━━ EXERCISE DATA ━━
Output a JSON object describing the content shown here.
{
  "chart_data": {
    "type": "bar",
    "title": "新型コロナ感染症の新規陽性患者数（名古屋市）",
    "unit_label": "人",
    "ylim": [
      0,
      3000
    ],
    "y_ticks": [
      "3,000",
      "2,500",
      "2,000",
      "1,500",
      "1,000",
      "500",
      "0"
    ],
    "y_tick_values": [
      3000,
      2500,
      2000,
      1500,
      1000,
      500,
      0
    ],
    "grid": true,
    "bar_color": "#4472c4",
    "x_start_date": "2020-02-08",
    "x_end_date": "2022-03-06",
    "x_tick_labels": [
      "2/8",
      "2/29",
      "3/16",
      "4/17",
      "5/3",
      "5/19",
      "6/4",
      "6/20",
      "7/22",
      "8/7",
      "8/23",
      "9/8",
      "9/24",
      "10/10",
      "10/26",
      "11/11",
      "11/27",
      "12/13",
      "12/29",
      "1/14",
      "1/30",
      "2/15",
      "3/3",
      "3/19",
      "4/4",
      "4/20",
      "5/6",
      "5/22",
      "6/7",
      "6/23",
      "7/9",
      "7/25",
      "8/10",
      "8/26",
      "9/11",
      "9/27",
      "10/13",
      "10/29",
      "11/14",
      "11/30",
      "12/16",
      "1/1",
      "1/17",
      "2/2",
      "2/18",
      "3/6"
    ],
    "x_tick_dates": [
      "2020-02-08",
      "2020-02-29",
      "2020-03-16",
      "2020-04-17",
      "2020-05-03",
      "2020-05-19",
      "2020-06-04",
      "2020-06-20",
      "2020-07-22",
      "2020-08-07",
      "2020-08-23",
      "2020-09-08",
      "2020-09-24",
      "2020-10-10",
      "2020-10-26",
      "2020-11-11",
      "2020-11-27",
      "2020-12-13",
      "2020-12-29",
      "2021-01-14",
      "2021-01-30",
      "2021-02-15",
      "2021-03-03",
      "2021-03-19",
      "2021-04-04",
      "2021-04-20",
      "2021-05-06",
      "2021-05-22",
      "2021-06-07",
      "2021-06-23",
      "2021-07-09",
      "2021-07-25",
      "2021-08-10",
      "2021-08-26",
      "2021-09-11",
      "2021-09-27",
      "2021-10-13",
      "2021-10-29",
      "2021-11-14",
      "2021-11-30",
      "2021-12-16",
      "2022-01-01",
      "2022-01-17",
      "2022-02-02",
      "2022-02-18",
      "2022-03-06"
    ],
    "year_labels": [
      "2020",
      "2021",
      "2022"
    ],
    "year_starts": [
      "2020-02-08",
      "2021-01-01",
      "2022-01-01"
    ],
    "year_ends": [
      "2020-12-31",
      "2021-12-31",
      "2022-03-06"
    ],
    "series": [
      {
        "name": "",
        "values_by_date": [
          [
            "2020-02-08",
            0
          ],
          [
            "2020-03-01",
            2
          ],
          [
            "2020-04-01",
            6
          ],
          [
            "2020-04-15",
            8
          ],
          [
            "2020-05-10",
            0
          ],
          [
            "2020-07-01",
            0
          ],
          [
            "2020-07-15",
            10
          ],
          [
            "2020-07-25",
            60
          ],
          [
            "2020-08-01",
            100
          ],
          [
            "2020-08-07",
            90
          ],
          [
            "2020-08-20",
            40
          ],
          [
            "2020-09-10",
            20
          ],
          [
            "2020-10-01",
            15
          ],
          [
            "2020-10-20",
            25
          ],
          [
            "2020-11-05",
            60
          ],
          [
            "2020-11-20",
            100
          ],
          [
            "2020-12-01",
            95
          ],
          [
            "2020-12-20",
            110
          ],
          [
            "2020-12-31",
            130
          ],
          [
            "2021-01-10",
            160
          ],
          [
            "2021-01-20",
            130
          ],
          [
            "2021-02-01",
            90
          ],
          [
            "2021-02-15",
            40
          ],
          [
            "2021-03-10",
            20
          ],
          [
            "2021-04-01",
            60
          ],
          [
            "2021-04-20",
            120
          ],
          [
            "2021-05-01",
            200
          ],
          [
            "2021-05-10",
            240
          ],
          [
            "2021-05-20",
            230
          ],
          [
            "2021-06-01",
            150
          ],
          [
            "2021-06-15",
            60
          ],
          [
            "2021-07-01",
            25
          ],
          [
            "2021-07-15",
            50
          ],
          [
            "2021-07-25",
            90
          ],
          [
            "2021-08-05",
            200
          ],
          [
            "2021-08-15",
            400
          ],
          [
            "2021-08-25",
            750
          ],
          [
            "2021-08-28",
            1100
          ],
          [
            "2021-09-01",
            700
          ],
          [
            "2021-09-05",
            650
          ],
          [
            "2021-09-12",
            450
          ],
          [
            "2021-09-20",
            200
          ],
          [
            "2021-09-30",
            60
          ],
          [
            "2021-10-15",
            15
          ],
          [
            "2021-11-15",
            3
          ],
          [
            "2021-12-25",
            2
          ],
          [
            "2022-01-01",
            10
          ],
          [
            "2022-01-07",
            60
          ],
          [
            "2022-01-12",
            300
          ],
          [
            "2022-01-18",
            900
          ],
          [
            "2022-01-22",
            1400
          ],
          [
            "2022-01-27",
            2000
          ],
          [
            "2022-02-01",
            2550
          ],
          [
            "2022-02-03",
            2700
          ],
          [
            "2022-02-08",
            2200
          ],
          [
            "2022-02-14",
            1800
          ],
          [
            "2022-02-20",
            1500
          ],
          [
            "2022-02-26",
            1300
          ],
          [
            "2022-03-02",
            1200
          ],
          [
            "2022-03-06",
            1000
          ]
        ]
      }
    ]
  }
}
━━━
━━ EXERCISE DATA ━━
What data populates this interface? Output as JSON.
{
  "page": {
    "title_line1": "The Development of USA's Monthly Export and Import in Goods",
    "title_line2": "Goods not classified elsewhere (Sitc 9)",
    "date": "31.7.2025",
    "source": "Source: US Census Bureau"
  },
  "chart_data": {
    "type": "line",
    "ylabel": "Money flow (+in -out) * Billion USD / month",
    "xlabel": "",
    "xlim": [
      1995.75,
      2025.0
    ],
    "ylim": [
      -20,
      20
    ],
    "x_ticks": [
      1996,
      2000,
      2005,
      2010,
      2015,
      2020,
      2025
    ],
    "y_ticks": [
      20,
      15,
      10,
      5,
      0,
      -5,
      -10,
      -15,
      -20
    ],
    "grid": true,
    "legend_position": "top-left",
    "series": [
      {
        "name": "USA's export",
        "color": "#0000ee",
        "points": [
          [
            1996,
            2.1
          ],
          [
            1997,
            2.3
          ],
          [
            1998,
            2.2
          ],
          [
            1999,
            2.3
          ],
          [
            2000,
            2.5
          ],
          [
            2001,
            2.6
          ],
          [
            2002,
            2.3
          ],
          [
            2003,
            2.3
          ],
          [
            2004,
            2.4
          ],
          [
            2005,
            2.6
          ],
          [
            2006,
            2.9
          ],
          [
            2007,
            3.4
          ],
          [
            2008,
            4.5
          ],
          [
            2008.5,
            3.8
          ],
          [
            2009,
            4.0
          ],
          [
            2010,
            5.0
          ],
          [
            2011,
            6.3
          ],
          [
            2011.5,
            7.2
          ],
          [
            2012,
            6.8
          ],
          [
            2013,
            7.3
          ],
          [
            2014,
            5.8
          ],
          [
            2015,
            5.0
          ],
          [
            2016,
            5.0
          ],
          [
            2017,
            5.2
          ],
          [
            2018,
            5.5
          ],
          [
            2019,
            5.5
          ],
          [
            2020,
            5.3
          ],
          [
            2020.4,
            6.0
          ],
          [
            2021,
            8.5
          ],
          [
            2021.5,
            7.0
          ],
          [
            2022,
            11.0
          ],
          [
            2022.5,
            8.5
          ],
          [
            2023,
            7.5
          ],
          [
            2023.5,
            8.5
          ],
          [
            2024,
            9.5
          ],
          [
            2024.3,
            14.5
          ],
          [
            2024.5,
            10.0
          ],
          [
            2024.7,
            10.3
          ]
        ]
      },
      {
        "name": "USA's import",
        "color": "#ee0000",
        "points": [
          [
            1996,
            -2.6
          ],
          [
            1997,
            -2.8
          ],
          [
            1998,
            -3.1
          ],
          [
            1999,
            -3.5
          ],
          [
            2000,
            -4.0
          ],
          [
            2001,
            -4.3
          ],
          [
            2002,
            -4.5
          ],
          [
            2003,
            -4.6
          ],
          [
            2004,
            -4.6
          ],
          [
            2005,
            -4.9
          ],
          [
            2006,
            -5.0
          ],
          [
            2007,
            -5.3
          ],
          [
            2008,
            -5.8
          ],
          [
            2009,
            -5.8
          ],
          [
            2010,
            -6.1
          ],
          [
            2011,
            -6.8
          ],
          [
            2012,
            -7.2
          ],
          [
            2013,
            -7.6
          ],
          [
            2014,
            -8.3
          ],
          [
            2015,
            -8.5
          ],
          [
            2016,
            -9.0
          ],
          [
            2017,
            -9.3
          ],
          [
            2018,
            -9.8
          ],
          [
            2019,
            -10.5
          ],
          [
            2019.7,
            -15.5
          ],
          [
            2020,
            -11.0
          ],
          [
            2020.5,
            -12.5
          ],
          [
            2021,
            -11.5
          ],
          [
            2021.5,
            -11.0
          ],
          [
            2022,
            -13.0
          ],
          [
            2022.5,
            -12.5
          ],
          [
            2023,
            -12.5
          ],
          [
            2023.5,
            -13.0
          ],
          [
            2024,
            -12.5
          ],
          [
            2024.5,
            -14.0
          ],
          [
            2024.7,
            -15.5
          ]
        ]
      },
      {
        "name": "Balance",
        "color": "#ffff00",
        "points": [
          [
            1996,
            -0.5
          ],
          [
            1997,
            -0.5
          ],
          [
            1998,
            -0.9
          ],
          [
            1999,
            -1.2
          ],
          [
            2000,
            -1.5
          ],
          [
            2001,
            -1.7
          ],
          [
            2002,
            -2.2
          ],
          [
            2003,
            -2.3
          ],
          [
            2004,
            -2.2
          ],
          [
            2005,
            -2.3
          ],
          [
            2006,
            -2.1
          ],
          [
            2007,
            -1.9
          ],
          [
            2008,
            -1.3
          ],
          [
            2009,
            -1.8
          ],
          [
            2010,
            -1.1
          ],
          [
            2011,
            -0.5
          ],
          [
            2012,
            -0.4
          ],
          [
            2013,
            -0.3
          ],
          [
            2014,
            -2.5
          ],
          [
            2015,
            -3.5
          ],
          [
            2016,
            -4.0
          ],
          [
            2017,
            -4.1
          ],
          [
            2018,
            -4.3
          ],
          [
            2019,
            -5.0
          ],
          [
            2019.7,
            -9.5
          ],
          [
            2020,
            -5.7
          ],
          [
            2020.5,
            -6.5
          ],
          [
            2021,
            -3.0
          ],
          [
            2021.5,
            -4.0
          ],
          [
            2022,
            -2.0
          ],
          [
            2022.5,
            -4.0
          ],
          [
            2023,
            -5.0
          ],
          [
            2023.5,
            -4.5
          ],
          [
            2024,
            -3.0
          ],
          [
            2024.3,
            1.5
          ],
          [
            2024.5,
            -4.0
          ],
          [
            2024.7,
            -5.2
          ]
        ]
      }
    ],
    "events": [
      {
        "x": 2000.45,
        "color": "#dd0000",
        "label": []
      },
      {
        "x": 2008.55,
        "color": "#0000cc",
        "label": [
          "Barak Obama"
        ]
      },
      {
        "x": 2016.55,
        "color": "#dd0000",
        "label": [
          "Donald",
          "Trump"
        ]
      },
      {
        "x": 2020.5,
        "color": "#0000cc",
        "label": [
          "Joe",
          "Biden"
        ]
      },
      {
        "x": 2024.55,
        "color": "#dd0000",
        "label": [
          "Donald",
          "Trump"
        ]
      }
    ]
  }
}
━━━
TASK REQUIREMENTS
Look through the listing above and count the lines where the string "Output" appears. Report the number only.

PROBLEM SOLUTION
2